# TASK INPUTS:
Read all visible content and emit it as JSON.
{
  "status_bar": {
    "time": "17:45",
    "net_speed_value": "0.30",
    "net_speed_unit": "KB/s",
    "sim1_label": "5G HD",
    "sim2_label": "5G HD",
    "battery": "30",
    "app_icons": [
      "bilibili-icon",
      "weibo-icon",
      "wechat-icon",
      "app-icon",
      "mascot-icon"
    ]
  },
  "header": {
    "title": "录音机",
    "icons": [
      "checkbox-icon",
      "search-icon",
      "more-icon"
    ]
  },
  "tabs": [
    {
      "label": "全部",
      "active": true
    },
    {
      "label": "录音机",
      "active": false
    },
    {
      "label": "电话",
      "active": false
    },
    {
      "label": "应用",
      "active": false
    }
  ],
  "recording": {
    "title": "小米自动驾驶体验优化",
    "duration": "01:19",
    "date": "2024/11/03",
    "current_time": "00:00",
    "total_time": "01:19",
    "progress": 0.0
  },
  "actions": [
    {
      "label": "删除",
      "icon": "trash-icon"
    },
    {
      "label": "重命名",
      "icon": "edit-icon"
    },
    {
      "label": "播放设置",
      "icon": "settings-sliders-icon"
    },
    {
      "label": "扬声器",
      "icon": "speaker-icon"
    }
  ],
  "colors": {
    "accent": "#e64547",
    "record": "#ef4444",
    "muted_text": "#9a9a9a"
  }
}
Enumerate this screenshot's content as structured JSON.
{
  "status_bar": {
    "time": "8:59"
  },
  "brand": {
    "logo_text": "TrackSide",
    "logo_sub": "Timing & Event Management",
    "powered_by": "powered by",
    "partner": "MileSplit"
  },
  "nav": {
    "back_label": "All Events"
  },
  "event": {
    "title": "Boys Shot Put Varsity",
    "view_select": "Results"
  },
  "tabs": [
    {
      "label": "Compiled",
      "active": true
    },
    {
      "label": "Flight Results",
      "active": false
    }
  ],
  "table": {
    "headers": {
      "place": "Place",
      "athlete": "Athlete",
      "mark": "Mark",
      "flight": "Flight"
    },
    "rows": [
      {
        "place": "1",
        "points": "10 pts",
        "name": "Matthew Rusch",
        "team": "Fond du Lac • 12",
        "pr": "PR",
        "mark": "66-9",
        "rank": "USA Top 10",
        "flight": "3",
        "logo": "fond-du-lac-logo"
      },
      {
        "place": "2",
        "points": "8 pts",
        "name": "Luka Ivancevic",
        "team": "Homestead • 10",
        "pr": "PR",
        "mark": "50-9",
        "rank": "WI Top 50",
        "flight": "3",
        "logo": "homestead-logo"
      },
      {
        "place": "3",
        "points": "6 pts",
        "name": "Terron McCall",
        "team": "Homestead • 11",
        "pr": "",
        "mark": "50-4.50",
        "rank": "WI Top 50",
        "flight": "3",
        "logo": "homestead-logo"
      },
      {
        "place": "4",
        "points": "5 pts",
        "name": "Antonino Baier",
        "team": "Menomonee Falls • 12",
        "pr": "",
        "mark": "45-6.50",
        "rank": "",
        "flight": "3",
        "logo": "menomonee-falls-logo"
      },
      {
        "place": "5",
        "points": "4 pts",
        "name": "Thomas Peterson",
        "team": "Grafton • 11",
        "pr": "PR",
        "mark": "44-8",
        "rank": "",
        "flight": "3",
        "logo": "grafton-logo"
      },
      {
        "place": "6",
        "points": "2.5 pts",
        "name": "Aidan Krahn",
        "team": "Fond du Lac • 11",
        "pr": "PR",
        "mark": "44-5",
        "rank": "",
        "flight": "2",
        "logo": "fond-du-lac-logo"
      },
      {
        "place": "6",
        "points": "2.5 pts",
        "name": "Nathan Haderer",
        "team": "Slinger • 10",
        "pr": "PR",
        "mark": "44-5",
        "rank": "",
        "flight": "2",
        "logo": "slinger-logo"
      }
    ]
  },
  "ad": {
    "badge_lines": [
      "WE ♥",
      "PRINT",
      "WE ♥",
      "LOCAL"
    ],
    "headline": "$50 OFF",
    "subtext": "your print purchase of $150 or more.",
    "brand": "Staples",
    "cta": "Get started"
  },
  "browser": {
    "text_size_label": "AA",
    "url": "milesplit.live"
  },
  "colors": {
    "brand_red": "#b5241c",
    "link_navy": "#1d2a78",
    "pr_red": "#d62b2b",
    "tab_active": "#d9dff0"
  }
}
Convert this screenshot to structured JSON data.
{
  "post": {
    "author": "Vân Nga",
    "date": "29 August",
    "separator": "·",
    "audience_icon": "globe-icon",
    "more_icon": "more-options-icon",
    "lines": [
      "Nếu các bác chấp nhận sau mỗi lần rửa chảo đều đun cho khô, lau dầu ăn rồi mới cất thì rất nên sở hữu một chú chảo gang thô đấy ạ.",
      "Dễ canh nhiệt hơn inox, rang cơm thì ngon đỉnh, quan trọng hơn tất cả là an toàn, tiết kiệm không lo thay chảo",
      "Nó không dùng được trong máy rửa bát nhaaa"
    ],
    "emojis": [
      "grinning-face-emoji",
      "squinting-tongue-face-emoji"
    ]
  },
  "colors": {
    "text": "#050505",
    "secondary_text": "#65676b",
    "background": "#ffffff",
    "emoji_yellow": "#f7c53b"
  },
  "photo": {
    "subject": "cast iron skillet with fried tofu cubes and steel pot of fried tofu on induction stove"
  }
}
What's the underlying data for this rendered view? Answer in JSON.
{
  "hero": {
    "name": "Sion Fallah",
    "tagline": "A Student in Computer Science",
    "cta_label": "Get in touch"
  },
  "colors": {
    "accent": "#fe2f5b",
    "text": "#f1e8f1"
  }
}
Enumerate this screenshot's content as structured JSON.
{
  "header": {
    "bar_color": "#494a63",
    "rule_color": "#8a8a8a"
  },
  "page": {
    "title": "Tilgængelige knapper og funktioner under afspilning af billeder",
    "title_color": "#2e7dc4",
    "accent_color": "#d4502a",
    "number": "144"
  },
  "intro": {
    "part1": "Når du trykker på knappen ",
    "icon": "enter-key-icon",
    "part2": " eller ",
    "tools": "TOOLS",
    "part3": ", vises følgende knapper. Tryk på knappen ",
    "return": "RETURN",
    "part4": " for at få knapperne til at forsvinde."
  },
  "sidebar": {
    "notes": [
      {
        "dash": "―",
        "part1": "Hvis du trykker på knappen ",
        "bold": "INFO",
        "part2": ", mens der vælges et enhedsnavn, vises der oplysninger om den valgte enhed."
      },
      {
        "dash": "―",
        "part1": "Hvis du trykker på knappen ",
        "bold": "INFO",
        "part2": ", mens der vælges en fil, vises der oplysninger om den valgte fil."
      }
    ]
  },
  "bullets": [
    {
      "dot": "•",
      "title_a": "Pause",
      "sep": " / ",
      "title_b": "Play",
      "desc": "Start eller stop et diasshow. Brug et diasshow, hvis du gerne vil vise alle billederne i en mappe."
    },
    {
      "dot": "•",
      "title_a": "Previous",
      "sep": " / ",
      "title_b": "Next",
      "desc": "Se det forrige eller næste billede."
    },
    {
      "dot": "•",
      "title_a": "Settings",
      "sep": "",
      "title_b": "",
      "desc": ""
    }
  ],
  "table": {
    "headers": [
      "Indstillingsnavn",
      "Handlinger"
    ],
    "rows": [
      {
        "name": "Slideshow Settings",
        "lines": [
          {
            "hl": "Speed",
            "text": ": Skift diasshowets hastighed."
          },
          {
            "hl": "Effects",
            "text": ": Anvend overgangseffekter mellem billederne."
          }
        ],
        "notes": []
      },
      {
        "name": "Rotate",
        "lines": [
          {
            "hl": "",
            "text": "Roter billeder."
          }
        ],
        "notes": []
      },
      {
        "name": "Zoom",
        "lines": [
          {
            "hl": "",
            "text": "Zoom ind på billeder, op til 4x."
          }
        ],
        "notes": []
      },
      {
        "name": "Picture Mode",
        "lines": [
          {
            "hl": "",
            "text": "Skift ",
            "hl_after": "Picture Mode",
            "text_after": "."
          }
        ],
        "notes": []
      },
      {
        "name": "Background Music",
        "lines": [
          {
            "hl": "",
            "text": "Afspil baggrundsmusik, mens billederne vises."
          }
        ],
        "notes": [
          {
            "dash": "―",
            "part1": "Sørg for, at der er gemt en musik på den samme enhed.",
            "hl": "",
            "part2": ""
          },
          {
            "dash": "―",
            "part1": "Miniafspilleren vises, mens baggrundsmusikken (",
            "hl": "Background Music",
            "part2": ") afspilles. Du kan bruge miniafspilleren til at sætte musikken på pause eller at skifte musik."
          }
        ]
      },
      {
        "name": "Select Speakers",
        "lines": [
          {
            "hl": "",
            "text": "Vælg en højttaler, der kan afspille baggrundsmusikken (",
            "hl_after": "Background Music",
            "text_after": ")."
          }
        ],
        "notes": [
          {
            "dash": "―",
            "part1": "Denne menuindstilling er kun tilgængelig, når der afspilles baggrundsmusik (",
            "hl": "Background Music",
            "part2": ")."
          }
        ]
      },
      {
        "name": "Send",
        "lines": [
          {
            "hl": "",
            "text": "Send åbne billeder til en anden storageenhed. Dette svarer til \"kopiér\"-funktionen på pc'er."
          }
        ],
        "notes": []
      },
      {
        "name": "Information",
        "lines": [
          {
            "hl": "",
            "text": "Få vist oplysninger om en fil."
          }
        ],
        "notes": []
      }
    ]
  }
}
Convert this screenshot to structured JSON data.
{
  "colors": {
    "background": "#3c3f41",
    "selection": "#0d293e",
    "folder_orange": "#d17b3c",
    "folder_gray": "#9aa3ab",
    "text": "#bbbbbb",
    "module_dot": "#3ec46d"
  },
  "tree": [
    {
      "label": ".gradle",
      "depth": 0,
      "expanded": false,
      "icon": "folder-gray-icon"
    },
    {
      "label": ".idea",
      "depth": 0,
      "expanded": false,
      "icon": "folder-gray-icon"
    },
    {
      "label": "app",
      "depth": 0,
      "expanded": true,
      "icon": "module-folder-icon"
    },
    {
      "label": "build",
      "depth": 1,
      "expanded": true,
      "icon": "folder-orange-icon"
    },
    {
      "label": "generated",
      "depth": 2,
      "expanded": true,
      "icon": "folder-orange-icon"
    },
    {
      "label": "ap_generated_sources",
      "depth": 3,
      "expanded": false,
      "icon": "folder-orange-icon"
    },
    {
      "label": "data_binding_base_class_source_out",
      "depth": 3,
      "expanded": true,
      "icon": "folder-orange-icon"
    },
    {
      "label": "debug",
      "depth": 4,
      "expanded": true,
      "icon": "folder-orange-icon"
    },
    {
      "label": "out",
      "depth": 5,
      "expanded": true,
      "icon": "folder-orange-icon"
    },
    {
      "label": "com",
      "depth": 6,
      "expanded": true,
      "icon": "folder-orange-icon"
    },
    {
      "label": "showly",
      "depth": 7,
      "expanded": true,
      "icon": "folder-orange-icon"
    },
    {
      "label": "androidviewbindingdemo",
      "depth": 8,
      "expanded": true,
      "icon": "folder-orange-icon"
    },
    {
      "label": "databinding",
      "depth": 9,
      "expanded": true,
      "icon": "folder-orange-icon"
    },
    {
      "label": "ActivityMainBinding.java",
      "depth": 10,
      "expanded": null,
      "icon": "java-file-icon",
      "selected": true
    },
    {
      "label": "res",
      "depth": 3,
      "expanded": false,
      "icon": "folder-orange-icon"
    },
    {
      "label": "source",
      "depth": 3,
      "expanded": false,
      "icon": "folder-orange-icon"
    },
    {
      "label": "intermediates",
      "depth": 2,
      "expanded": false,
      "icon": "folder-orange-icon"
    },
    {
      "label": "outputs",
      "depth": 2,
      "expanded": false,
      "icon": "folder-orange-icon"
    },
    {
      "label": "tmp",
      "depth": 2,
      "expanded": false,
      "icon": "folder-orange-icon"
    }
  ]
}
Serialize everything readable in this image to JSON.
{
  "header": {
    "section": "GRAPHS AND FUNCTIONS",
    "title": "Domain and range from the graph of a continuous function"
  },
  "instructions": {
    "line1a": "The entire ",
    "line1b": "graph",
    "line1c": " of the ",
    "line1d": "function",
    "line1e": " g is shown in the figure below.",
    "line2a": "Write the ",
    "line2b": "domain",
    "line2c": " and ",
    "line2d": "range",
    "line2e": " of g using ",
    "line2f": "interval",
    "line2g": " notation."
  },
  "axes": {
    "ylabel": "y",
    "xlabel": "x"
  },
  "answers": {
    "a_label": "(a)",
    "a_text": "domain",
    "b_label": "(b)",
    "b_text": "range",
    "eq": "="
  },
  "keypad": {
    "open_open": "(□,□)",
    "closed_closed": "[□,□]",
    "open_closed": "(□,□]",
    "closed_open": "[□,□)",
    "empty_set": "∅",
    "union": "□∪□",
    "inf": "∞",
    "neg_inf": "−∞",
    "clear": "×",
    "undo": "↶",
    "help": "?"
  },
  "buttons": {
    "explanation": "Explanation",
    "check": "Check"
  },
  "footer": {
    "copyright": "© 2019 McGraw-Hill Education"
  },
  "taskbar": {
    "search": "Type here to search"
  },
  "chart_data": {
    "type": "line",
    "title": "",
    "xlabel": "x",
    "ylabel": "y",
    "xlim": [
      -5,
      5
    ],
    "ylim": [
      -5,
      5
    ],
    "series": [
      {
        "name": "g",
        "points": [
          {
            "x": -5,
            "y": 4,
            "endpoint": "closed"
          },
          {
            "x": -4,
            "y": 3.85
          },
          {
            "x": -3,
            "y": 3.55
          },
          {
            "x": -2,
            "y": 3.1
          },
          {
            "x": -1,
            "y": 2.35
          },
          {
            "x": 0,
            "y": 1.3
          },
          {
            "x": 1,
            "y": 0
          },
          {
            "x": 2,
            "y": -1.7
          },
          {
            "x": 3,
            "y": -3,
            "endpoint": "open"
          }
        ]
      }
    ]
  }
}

# WHAT IS NEEDED:
Show each line of the listing that holds the string "billederne".

# TASK SOLUTION:
      "desc": "Start eller stop et diasshow. Brug et diasshow, hvis du gerne vil vise alle billederne i en mappe."
            "text": ": Anvend overgangseffekter mellem billederne."
            "text": "Afspil baggrundsmusik, mens billederne vises."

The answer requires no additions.